Stated problem
Restate the full set of records exactly, word for word.

Some records
** BEGIN **

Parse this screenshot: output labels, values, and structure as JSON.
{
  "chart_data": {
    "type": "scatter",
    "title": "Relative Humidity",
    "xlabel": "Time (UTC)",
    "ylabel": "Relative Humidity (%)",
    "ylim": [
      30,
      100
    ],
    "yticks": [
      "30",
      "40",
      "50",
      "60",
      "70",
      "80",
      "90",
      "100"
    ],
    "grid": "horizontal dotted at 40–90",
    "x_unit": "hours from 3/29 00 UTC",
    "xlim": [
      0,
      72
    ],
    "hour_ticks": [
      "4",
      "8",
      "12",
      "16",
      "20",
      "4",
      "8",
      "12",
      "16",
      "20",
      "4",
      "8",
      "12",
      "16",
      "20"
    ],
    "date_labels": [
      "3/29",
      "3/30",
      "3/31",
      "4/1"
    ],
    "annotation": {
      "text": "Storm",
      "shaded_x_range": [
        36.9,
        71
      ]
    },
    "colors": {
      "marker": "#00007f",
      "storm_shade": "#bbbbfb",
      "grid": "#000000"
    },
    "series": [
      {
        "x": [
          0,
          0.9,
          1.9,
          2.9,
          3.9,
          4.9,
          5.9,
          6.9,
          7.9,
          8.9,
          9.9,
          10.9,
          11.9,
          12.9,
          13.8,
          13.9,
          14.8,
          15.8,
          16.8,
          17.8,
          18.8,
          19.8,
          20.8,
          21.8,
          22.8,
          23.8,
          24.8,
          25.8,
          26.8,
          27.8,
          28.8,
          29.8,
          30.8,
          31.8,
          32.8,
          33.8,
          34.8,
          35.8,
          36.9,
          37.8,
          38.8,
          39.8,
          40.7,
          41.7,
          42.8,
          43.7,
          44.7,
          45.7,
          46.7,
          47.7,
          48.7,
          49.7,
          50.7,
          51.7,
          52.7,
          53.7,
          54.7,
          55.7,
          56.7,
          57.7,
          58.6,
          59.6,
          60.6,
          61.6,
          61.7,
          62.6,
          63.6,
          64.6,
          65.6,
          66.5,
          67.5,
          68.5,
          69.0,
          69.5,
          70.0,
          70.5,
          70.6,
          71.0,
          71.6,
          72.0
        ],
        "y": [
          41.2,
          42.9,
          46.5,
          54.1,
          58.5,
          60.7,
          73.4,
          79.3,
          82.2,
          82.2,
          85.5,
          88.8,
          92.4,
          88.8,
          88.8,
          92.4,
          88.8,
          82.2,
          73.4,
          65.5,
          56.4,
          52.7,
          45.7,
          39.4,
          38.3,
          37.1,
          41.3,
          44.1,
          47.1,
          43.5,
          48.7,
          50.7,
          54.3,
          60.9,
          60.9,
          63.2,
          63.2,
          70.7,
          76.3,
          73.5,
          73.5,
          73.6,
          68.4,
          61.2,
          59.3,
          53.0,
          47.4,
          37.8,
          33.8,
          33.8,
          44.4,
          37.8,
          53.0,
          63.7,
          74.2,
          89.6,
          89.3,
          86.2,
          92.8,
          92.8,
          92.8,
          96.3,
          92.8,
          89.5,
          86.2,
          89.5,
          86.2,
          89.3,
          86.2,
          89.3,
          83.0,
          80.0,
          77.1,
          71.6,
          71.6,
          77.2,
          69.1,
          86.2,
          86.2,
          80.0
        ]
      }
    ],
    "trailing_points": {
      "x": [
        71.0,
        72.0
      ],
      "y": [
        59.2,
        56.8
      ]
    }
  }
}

** END **

Response for this exercise
Parse this screenshot: output labels, values, and structure as JSON.
{
  "chart_data": {
    "type": "scatter",
    "title": "Relative Humidity",
    "xlabel": "Time (UTC)",
    "ylabel": "Relative Humidity (%)",
    "ylim": [
      30,
      100
    ],
    "yticks": [
      "30",
      "40",
      "50",
      "60",
      "70",
      "80",
      "90",
      "100"
    ],
    "grid": "horizontal dotted at 40–90",
    "x_unit": "hours from 3/29 00 UTC",
    "xlim": [
      0,
      72
    ],
    "hour_ticks": [
      "4",
      "8",
      "12",
      "16",
      "20",
      "4",
      "8",
      "12",
      "16",
      "20",
      "4",
      "8",
      "12",
      "16",
      "20"
    ],
    "date_labels": [
      "3/29",
      "3/30",
      "3/31",
      "4/1"
    ],
    "annotation": {
      "text": "Storm",
      "shaded_x_range": [
        36.9,
        71
      ]
    },
    "colors": {
      "marker": "#00007f",
      "storm_shade": "#bbbbfb",
      "grid": "#000000"
    },
    "series": [
      {
        "x": [
          0,
          0.9,
          1.9,
          2.9,
          3.9,
          4.9,
          5.9,
          6.9,
          7.9,
          8.9,
          9.9,
          10.9,
          11.9,
          12.9,
          13.8,
          13.9,
          14.8,
          15.8,
          16.8,
          17.8,
          18.8,
          19.8,
          20.8,
          21.8,
          22.8,
          23.8,
          24.8,
          25.8,
          26.8,
          27.8,
          28.8,
          29.8,
          30.8,
          31.8,
          32.8,
          33.8,
          34.8,
          35.8,
          36.9,
          37.8,
          38.8,
          39.8,
          40.7,
          41.7,
          42.8,
          43.7,
          44.7,
          45.7,
          46.7,
          47.7,
          48.7,
          49.7,
          50.7,
          51.7,
          52.7,
          53.7,
          54.7,
          55.7,
          56.7,
          57.7,
          58.6,
          59.6,
          60.6,
          61.6,
          61.7,
          62.6,
          63.6,
          64.6,
          65.6,
          66.5,
          67.5,
          68.5,
          69.0,
          69.5,
          70.0,
          70.5,
          70.6,
          71.0,
          71.6,
          72.0
        ],
        "y": [
          41.2,
          42.9,
          46.5,
          54.1,
          58.5,
          60.7,
          73.4,
          79.3,
          82.2,
          82.2,
          85.5,
          88.8,
          92.4,
          88.8,
          88.8,
          92.4,
          88.8,
          82.2,
          73.4,
          65.5,
          56.4,
          52.7,
          45.7,
          39.4,
          38.3,
          37.1,
          41.3,
          44.1,
          47.1,
          43.5,
          48.7,
          50.7,
          54.3,
          60.9,
          60.9,
          63.2,
          63.2,
          70.7,
          76.3,
          73.5,
          73.5,
          73.6,
          68.4,
          61.2,
          59.3,
          53.0,
          47.4,
          37.8,
          33.8,
          33.8,
          44.4,
          37.8,
          53.0,
          63.7,
          74.2,
          89.6,
          89.3,
          86.2,
          92.8,
          92.8,
          92.8,
          96.3,
          92.8,
          89.5,
          86.2,
          89.5,
          86.2,
          89.3,
          86.2,
          89.3,
          83.0,
          80.0,
          77.1,
          71.6,
          71.6,
          77.2,
          69.1,
          86.2,
          86.2,
          80.0
        ]
      }
    ],
    "trailing_points": {
      "x": [
        71.0,
        72.0
      ],
      "y": [
        59.2,
        56.8
      ]
    }
  }
}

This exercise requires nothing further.